§ **DATA FOR THIS EXERCISE**:
■ ■ ■ ■
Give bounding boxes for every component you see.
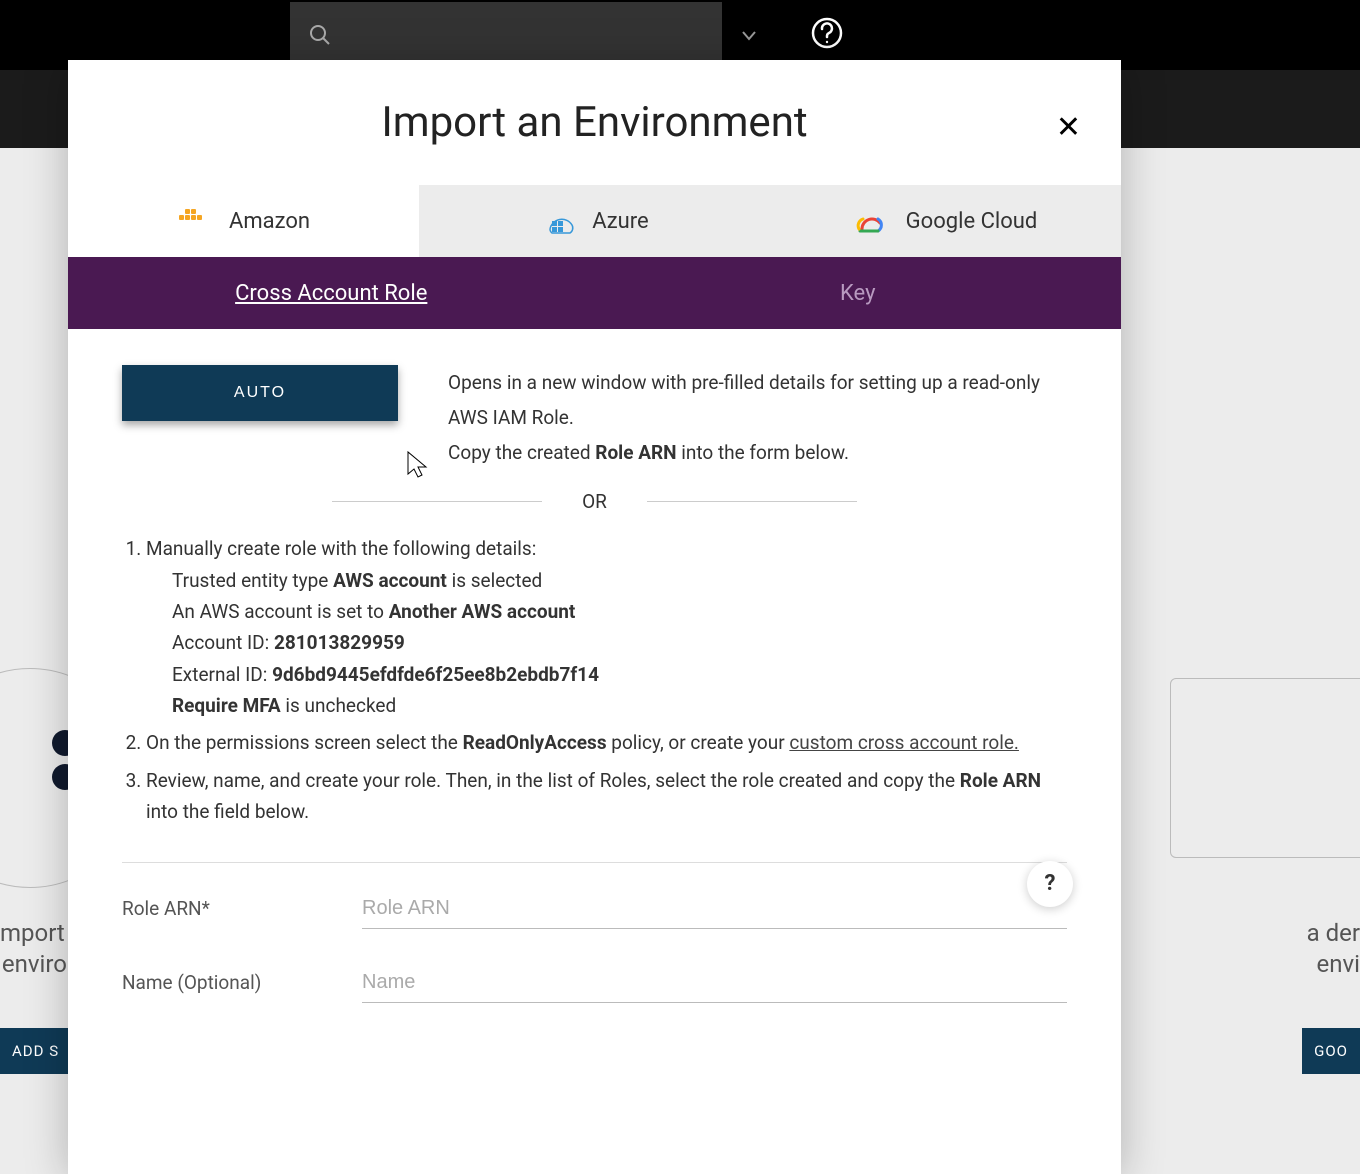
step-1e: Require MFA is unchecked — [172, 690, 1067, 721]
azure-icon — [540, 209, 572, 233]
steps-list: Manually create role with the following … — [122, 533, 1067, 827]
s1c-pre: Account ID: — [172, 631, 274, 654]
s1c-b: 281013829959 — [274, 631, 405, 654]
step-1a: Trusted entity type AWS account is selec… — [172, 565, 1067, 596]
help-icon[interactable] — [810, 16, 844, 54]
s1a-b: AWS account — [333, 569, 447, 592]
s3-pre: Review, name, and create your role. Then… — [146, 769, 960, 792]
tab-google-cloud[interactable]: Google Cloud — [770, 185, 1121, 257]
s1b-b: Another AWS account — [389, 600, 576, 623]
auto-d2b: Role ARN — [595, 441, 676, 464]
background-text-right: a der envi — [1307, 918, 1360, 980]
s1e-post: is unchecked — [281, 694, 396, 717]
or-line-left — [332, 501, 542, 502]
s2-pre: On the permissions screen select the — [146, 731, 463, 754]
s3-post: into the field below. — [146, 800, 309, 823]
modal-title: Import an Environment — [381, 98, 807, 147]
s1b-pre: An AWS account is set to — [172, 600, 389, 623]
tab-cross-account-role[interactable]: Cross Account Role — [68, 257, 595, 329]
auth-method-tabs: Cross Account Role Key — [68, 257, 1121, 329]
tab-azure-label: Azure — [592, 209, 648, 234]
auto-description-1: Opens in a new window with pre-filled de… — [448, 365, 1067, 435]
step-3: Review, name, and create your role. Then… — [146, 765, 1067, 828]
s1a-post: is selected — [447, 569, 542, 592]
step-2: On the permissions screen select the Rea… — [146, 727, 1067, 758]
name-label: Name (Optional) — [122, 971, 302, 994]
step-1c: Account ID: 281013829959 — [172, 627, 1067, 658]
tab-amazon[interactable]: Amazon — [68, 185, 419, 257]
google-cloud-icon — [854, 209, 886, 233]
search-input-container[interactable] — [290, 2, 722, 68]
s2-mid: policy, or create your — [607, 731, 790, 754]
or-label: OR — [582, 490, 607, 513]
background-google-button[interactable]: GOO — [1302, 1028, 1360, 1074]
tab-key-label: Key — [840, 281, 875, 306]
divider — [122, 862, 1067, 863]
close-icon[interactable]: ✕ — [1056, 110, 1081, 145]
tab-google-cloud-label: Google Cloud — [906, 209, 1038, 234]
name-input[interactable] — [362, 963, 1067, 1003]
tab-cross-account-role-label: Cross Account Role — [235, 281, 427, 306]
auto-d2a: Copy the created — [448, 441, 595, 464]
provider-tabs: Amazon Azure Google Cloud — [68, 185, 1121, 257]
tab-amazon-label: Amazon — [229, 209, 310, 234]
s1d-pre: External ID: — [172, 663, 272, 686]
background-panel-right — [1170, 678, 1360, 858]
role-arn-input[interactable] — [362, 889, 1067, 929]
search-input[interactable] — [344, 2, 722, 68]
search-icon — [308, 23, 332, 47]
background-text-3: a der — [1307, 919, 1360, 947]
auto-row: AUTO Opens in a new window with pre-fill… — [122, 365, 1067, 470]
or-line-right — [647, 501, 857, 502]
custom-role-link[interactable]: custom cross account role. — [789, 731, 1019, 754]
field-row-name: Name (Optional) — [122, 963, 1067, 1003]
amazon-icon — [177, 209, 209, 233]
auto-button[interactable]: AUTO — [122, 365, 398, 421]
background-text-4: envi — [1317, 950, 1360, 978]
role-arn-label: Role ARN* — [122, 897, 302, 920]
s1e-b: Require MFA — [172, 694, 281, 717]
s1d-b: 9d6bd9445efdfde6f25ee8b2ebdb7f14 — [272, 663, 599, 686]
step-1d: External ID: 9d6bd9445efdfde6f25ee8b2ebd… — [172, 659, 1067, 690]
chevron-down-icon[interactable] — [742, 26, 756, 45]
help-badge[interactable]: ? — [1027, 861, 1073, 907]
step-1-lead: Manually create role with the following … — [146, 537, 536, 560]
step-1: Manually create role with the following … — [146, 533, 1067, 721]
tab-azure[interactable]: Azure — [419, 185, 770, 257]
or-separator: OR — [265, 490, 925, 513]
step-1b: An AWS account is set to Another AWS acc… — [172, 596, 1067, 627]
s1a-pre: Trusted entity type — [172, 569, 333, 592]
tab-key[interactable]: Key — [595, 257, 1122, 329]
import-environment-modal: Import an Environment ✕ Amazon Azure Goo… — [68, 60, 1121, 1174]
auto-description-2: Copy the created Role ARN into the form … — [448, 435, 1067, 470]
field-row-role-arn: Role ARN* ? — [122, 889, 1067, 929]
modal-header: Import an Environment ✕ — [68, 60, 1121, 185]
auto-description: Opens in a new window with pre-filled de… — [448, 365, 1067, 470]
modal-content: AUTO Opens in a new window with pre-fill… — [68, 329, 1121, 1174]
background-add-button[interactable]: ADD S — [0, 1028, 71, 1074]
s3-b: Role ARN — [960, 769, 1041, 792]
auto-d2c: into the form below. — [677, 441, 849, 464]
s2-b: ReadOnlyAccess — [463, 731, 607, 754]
■ ■ ■ ■
§ **GIVEN INSTRUCTION**: Recast the lines of the records above as a Markdown table with the columns "Row" and "Line", starting with the line containing "step-1e: Require MFA" and going on through the line containing "help-icon[interactable] — [810, 16, 844, 54]", and leaving out any blank lines. Include only those lines.

§ **OUTPUT BELOW**:
| Row | Line |
|---|---|
| 1 | step-1e: Require MFA is unchecked — [172, 690, 1067, 721] |
| 2 | azure-icon — [540, 209, 572, 233] |
| 3 | steps-list: Manually create role with the following … — [122, 533, 1067, 827] |
| 4 | s1c-pre: Account ID: — [172, 631, 274, 654] |
| 5 | s1c-b: 281013829959 — [274, 631, 405, 654] |
| 6 | step-1a: Trusted entity type AWS account is selec… — [172, 565, 1067, 596] |
| 7 | help-icon[interactable] — [810, 16, 844, 54] |